### What to do
Retype the whole listing below, character for character.

### Records supplied
=-=-=

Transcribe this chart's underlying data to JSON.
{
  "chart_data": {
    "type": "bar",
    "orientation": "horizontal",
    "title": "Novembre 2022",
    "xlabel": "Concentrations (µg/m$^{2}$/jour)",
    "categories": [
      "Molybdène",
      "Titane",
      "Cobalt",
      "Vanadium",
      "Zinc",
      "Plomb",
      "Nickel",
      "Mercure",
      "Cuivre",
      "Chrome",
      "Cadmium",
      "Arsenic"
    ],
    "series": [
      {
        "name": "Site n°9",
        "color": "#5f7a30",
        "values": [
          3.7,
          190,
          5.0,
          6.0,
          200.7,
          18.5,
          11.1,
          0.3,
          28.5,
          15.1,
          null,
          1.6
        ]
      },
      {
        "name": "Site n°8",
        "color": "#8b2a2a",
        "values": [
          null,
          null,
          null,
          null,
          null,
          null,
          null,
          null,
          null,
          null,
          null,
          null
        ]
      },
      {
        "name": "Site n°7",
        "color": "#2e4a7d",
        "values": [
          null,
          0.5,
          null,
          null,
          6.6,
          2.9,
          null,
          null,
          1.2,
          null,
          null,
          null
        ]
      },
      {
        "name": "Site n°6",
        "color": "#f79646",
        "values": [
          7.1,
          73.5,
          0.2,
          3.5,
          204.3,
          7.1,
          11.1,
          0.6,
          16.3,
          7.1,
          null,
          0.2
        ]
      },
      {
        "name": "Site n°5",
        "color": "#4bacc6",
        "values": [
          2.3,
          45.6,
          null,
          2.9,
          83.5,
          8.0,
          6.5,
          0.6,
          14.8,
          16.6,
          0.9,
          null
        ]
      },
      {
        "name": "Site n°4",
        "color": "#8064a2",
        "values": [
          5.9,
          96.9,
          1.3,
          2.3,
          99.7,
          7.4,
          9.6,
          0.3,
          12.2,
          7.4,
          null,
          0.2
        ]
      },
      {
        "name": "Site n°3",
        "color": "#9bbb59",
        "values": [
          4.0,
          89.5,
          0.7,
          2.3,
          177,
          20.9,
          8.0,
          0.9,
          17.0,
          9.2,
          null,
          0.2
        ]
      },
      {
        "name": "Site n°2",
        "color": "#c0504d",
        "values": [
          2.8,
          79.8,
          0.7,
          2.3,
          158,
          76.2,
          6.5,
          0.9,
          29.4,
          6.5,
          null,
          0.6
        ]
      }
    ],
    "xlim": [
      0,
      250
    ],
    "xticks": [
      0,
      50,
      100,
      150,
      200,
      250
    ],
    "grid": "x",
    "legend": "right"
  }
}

=-=-=

### Final result
Transcribe this chart's underlying data to JSON.
{
  "chart_data": {
    "type": "bar",
    "orientation": "horizontal",
    "title": "Novembre 2022",
    "xlabel": "Concentrations (µg/m$^{2}$/jour)",
    "categories": [
      "Molybdène",
      "Titane",
      "Cobalt",
      "Vanadium",
      "Zinc",
      "Plomb",
      "Nickel",
      "Mercure",
      "Cuivre",
      "Chrome",
      "Cadmium",
      "Arsenic"
    ],
    "series": [
      {
        "name": "Site n°9",
        "color": "#5f7a30",
        "values": [
          3.7,
          190,
          5.0,
          6.0,
          200.7,
          18.5,
          11.1,
          0.3,
          28.5,
          15.1,
          null,
          1.6
        ]
      },
      {
        "name": "Site n°8",
        "color": "#8b2a2a",
        "values": [
          null,
          null,
          null,
          null,
          null,
          null,
          null,
          null,
          null,
          null,
          null,
          null
        ]
      },
      {
        "name": "Site n°7",
        "color": "#2e4a7d",
        "values": [
          null,
          0.5,
          null,
          null,
          6.6,
          2.9,
          null,
          null,
          1.2,
          null,
          null,
          null
        ]
      },
      {
        "name": "Site n°6",
        "color": "#f79646",
        "values": [
          7.1,
          73.5,
          0.2,
          3.5,
          204.3,
          7.1,
          11.1,
          0.6,
          16.3,
          7.1,
          null,
          0.2
        ]
      },
      {
        "name": "Site n°5",
        "color": "#4bacc6",
        "values": [
          2.3,
          45.6,
          null,
          2.9,
          83.5,
          8.0,
          6.5,
          0.6,
          14.8,
          16.6,
          0.9,
          null
        ]
      },
      {
        "name": "Site n°4",
        "color": "#8064a2",
        "values": [
          5.9,
          96.9,
          1.3,
          2.3,
          99.7,
          7.4,
          9.6,
          0.3,
          12.2,
          7.4,
          null,
          0.2
        ]
      },
      {
        "name": "Site n°3",
        "color": "#9bbb59",
        "values": [
          4.0,
          89.5,
          0.7,
          2.3,
          177,
          20.9,
          8.0,
          0.9,
          17.0,
          9.2,
          null,
          0.2
        ]
      },
      {
        "name": "Site n°2",
        "color": "#c0504d",
        "values": [
          2.8,
          79.8,
          0.7,
          2.3,
          158,
          76.2,
          6.5,
          0.9,
          29.4,
          6.5,
          null,
          0.6
        ]
      }
    ],
    "xlim": [
      0,
      250
    ],
    "xticks": [
      0,
      50,
      100,
      150,
      200,
      250
    ],
    "grid": "x",
    "legend": "right"
  }
}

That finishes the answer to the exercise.